● **TASK**: Write the material out again exactly.

**** TASK DATA

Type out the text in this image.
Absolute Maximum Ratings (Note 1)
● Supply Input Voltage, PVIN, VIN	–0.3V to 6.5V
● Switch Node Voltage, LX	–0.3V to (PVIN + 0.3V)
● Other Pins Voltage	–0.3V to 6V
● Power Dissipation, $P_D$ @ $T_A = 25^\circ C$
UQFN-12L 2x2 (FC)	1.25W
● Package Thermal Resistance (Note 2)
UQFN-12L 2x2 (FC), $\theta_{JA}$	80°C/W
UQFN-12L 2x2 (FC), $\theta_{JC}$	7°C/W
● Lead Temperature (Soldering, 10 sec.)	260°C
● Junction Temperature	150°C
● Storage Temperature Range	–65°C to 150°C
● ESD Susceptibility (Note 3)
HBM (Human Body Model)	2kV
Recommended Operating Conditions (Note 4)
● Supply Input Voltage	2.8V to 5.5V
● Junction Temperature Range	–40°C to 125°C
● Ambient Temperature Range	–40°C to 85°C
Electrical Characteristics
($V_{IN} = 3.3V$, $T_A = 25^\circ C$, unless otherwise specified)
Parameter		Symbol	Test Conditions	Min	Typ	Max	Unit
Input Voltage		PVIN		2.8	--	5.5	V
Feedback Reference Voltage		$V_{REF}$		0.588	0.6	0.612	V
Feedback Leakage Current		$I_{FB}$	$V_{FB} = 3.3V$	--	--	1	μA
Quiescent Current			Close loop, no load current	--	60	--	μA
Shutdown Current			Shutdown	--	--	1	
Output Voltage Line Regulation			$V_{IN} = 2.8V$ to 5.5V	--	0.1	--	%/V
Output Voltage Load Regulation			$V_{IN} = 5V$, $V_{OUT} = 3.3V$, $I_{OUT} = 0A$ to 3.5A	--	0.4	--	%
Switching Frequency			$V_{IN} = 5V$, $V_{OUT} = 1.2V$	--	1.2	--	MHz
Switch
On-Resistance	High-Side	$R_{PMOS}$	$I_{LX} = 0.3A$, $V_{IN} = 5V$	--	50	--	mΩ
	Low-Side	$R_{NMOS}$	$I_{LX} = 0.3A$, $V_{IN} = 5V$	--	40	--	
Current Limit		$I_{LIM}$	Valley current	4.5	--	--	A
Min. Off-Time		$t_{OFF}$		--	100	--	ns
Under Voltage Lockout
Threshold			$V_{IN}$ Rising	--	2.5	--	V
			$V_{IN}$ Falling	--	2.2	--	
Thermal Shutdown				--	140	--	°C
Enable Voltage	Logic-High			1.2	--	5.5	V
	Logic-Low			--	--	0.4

********

● **TASK RESULT**:
Type out the text in this image.
Absolute Maximum Ratings (Note 1)
● Supply Input Voltage, PVIN, VIN	–0.3V to 6.5V
● Switch Node Voltage, LX	–0.3V to (PVIN + 0.3V)
● Other Pins Voltage	–0.3V to 6V
● Power Dissipation, $P_D$ @ $T_A = 25^\circ C$
UQFN-12L 2x2 (FC)	1.25W
● Package Thermal Resistance (Note 2)
UQFN-12L 2x2 (FC), $\theta_{JA}$	80°C/W
UQFN-12L 2x2 (FC), $\theta_{JC}$	7°C/W
● Lead Temperature (Soldering, 10 sec.)	260°C
● Junction Temperature	150°C
● Storage Temperature Range	–65°C to 150°C
● ESD Susceptibility (Note 3)
HBM (Human Body Model)	2kV
Recommended Operating Conditions (Note 4)
● Supply Input Voltage	2.8V to 5.5V
● Junction Temperature Range	–40°C to 125°C
● Ambient Temperature Range	–40°C to 85°C
Electrical Characteristics
($V_{IN} = 3.3V$, $T_A = 25^\circ C$, unless otherwise specified)
Parameter		Symbol	Test Conditions	Min	Typ	Max	Unit
Input Voltage		PVIN		2.8	--	5.5	V
Feedback Reference Voltage		$V_{REF}$		0.588	0.6	0.612	V
Feedback Leakage Current		$I_{FB}$	$V_{FB} = 3.3V$	--	--	1	μA
Quiescent Current			Close loop, no load current	--	60	--	μA
Shutdown Current			Shutdown	--	--	1	
Output Voltage Line Regulation			$V_{IN} = 2.8V$ to 5.5V	--	0.1	--	%/V
Output Voltage Load Regulation			$V_{IN} = 5V$, $V_{OUT} = 3.3V$, $I_{OUT} = 0A$ to 3.5A	--	0.4	--	%
Switching Frequency			$V_{IN} = 5V$, $V_{OUT} = 1.2V$	--	1.2	--	MHz
Switch
On-Resistance	High-Side	$R_{PMOS}$	$I_{LX} = 0.3A$, $V_{IN} = 5V$	--	50	--	mΩ
	Low-Side	$R_{NMOS}$	$I_{LX} = 0.3A$, $V_{IN} = 5V$	--	40	--	
Current Limit		$I_{LIM}$	Valley current	4.5	--	--	A
Min. Off-Time		$t_{OFF}$		--	100	--	ns
Under Voltage Lockout
Threshold			$V_{IN}$ Rising	--	2.5	--	V
			$V_{IN}$ Falling	--	2.2	--	
Thermal Shutdown				--	140	--	°C
Enable Voltage	Logic-High			1.2	--	5.5	V
	Logic-Low			--	--	0.4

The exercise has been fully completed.